──────── Data shown
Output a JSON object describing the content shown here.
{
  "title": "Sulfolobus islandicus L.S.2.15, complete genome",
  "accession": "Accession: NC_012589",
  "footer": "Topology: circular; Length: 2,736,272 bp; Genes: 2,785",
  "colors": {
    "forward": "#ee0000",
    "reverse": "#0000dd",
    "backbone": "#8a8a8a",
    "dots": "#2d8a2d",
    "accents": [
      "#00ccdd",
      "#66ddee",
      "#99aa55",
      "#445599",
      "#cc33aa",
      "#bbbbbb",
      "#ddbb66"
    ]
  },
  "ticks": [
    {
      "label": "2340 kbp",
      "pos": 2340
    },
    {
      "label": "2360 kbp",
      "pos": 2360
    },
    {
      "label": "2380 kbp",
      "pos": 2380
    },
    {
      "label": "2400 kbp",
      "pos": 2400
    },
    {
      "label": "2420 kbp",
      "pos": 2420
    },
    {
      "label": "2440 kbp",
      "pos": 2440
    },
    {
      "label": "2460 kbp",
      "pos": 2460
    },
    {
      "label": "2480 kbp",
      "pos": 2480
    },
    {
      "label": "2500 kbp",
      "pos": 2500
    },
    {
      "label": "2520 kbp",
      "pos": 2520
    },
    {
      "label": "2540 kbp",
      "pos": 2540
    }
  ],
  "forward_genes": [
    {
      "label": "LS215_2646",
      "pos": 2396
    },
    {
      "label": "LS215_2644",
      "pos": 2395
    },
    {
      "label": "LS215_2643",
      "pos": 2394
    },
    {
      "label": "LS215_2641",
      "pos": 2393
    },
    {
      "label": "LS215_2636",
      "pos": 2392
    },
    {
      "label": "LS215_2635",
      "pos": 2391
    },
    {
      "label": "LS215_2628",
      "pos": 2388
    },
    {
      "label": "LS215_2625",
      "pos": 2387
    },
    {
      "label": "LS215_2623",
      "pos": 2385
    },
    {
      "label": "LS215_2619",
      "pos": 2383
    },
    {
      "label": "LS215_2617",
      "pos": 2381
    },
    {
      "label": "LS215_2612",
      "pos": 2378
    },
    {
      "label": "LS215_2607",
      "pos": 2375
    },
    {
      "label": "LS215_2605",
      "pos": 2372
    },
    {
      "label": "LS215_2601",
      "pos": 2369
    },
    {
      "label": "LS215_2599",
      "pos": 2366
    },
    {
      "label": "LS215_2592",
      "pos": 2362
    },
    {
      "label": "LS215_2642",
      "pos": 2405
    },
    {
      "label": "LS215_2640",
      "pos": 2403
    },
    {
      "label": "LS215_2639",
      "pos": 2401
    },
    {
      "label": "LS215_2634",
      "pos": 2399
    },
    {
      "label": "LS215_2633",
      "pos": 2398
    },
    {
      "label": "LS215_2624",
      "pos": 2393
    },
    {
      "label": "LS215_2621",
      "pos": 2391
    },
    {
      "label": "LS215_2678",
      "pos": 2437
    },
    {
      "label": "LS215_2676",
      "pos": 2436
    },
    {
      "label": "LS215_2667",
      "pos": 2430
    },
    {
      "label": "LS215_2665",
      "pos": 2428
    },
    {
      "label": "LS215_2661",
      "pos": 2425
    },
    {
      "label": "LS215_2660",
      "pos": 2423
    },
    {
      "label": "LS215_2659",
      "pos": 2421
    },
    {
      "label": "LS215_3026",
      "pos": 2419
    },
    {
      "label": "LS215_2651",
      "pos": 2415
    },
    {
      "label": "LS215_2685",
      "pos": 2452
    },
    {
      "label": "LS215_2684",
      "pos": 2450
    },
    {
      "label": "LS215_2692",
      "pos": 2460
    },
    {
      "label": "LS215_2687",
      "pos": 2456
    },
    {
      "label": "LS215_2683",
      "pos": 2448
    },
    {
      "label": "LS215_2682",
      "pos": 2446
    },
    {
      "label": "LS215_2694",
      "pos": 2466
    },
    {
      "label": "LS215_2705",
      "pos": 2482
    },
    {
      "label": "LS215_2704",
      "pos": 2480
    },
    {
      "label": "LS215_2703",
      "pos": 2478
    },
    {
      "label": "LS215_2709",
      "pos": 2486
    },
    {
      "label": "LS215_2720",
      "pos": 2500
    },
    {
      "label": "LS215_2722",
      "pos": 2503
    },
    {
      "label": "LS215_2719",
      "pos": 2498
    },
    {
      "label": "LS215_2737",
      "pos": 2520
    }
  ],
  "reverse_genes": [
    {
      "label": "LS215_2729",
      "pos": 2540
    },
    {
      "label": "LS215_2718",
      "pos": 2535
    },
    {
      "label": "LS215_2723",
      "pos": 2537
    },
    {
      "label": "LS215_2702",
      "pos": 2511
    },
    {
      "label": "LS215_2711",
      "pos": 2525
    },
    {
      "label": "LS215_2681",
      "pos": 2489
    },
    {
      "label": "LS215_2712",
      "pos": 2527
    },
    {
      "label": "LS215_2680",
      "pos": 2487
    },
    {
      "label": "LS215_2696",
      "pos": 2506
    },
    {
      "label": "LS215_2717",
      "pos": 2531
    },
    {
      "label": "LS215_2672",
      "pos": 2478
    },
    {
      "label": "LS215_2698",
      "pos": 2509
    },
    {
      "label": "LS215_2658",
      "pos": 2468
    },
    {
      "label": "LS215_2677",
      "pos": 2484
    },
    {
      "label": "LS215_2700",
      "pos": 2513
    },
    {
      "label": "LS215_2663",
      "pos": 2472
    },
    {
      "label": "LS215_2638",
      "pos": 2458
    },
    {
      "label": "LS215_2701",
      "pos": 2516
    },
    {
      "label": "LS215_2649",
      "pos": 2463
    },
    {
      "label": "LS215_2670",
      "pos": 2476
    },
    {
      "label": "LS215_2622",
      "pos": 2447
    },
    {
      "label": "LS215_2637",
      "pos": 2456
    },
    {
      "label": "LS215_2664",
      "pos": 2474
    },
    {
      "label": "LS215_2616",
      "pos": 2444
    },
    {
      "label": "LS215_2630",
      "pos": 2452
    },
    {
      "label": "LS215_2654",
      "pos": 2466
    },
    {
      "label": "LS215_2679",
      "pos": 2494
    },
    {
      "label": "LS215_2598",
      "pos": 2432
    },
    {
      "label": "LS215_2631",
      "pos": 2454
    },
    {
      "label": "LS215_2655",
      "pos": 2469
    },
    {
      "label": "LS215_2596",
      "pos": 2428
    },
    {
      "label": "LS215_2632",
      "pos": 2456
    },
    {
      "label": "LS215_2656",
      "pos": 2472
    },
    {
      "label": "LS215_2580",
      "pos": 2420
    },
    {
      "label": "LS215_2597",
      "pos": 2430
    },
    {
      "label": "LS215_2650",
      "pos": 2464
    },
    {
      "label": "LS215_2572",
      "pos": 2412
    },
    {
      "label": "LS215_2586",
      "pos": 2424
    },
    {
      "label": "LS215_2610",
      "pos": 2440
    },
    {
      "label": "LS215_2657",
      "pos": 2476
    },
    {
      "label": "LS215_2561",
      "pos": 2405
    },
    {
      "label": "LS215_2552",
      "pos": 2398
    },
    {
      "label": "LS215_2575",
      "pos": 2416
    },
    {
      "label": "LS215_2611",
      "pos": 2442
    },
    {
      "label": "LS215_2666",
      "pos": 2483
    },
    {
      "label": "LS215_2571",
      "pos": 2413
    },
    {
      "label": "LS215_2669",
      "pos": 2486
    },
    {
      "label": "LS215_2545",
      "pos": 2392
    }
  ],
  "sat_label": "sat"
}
────────────────
Exactly as they stand above, write out all the entries again.

Result
Output a JSON object describing the content shown here.
{
  "title": "Sulfolobus islandicus L.S.2.15, complete genome",
  "accession": "Accession: NC_012589",
  "footer": "Topology: circular; Length: 2,736,272 bp; Genes: 2,785",
  "colors": {
    "forward": "#ee0000",
    "reverse": "#0000dd",
    "backbone": "#8a8a8a",
    "dots": "#2d8a2d",
    "accents": [
      "#00ccdd",
      "#66ddee",
      "#99aa55",
      "#445599",
      "#cc33aa",
      "#bbbbbb",
      "#ddbb66"
    ]
  },
  "ticks": [
    {
      "label": "2340 kbp",
      "pos": 2340
    },
    {
      "label": "2360 kbp",
      "pos": 2360
    },
    {
      "label": "2380 kbp",
      "pos": 2380
    },
    {
      "label": "2400 kbp",
      "pos": 2400
    },
    {
      "label": "2420 kbp",
      "pos": 2420
    },
    {
      "label": "2440 kbp",
      "pos": 2440
    },
    {
      "label": "2460 kbp",
      "pos": 2460
    },
    {
      "label": "2480 kbp",
      "pos": 2480
    },
    {
      "label": "2500 kbp",
      "pos": 2500
    },
    {
      "label": "2520 kbp",
      "pos": 2520
    },
    {
      "label": "2540 kbp",
      "pos": 2540
    }
  ],
  "forward_genes": [
    {
      "label": "LS215_2646",
      "pos": 2396
    },
    {
      "label": "LS215_2644",
      "pos": 2395
    },
    {
      "label": "LS215_2643",
      "pos": 2394
    },
    {
      "label": "LS215_2641",
      "pos": 2393
    },
    {
      "label": "LS215_2636",
      "pos": 2392
    },
    {
      "label": "LS215_2635",
      "pos": 2391
    },
    {
      "label": "LS215_2628",
      "pos": 2388
    },
    {
      "label": "LS215_2625",
      "pos": 2387
    },
    {
      "label": "LS215_2623",
      "pos": 2385
    },
    {
      "label": "LS215_2619",
      "pos": 2383
    },
    {
      "label": "LS215_2617",
      "pos": 2381
    },
    {
      "label": "LS215_2612",
      "pos": 2378
    },
    {
      "label": "LS215_2607",
      "pos": 2375
    },
    {
      "label": "LS215_2605",
      "pos": 2372
    },
    {
      "label": "LS215_2601",
      "pos": 2369
    },
    {
      "label": "LS215_2599",
      "pos": 2366
    },
    {
      "label": "LS215_2592",
      "pos": 2362
    },
    {
      "label": "LS215_2642",
      "pos": 2405
    },
    {
      "label": "LS215_2640",
      "pos": 2403
    },
    {
      "label": "LS215_2639",
      "pos": 2401
    },
    {
      "label": "LS215_2634",
      "pos": 2399
    },
    {
      "label": "LS215_2633",
      "pos": 2398
    },
    {
      "label": "LS215_2624",
      "pos": 2393
    },
    {
      "label": "LS215_2621",
      "pos": 2391
    },
    {
      "label": "LS215_2678",
      "pos": 2437
    },
    {
      "label": "LS215_2676",
      "pos": 2436
    },
    {
      "label": "LS215_2667",
      "pos": 2430
    },
    {
      "label": "LS215_2665",
      "pos": 2428
    },
    {
      "label": "LS215_2661",
      "pos": 2425
    },
    {
      "label": "LS215_2660",
      "pos": 2423
    },
    {
      "label": "LS215_2659",
      "pos": 2421
    },
    {
      "label": "LS215_3026",
      "pos": 2419
    },
    {
      "label": "LS215_2651",
      "pos": 2415
    },
    {
      "label": "LS215_2685",
      "pos": 2452
    },
    {
      "label": "LS215_2684",
      "pos": 2450
    },
    {
      "label": "LS215_2692",
      "pos": 2460
    },
    {
      "label": "LS215_2687",
      "pos": 2456
    },
    {
      "label": "LS215_2683",
      "pos": 2448
    },
    {
      "label": "LS215_2682",
      "pos": 2446
    },
    {
      "label": "LS215_2694",
      "pos": 2466
    },
    {
      "label": "LS215_2705",
      "pos": 2482
    },
    {
      "label": "LS215_2704",
      "pos": 2480
    },
    {
      "label": "LS215_2703",
      "pos": 2478
    },
    {
      "label": "LS215_2709",
      "pos": 2486
    },
    {
      "label": "LS215_2720",
      "pos": 2500
    },
    {
      "label": "LS215_2722",
      "pos": 2503
    },
    {
      "label": "LS215_2719",
      "pos": 2498
    },
    {
      "label": "LS215_2737",
      "pos": 2520
    }
  ],
  "reverse_genes": [
    {
      "label": "LS215_2729",
      "pos": 2540
    },
    {
      "label": "LS215_2718",
      "pos": 2535
    },
    {
      "label": "LS215_2723",
      "pos": 2537
    },
    {
      "label": "LS215_2702",
      "pos": 2511
    },
    {
      "label": "LS215_2711",
      "pos": 2525
    },
    {
      "label": "LS215_2681",
      "pos": 2489
    },
    {
      "label": "LS215_2712",
      "pos": 2527
    },
    {
      "label": "LS215_2680",
      "pos": 2487
    },
    {
      "label": "LS215_2696",
      "pos": 2506
    },
    {
      "label": "LS215_2717",
      "pos": 2531
    },
    {
      "label": "LS215_2672",
      "pos": 2478
    },
    {
      "label": "LS215_2698",
      "pos": 2509
    },
    {
      "label": "LS215_2658",
      "pos": 2468
    },
    {
      "label": "LS215_2677",
      "pos": 2484
    },
    {
      "label": "LS215_2700",
      "pos": 2513
    },
    {
      "label": "LS215_2663",
      "pos": 2472
    },
    {
      "label": "LS215_2638",
      "pos": 2458
    },
    {
      "label": "LS215_2701",
      "pos": 2516
    },
    {
      "label": "LS215_2649",
      "pos": 2463
    },
    {
      "label": "LS215_2670",
      "pos": 2476
    },
    {
      "label": "LS215_2622",
      "pos": 2447
    },
    {
      "label": "LS215_2637",
      "pos": 2456
    },
    {
      "label": "LS215_2664",
      "pos": 2474
    },
    {
      "label": "LS215_2616",
      "pos": 2444
    },
    {
      "label": "LS215_2630",
      "pos": 2452
    },
    {
      "label": "LS215_2654",
      "pos": 2466
    },
    {
      "label": "LS215_2679",
      "pos": 2494
    },
    {
      "label": "LS215_2598",
      "pos": 2432
    },
    {
      "label": "LS215_2631",
      "pos": 2454
    },
    {
      "label": "LS215_2655",
      "pos": 2469
    },
    {
      "label": "LS215_2596",
      "pos": 2428
    },
    {
      "label": "LS215_2632",
      "pos": 2456
    },
    {
      "label": "LS215_2656",
      "pos": 2472
    },
    {
      "label": "LS215_2580",
      "pos": 2420
    },
    {
      "label": "LS215_2597",
      "pos": 2430
    },
    {
      "label": "LS215_2650",
      "pos": 2464
    },
    {
      "label": "LS215_2572",
      "pos": 2412
    },
    {
      "label": "LS215_2586",
      "pos": 2424
    },
    {
      "label": "LS215_2610",
      "pos": 2440
    },
    {
      "label": "LS215_2657",
      "pos": 2476
    },
    {
      "label": "LS215_2561",
      "pos": 2405
    },
    {
      "label": "LS215_2552",
      "pos": 2398
    },
    {
      "label": "LS215_2575",
      "pos": 2416
    },
    {
      "label": "LS215_2611",
      "pos": 2442
    },
    {
      "label": "LS215_2666",
      "pos": 2483
    },
    {
      "label": "LS215_2571",
      "pos": 2413
    },
    {
      "label": "LS215_2669",
      "pos": 2486
    },
    {
      "label": "LS215_2545",
      "pos": 2392
    }
  ],
  "sat_label": "sat"
}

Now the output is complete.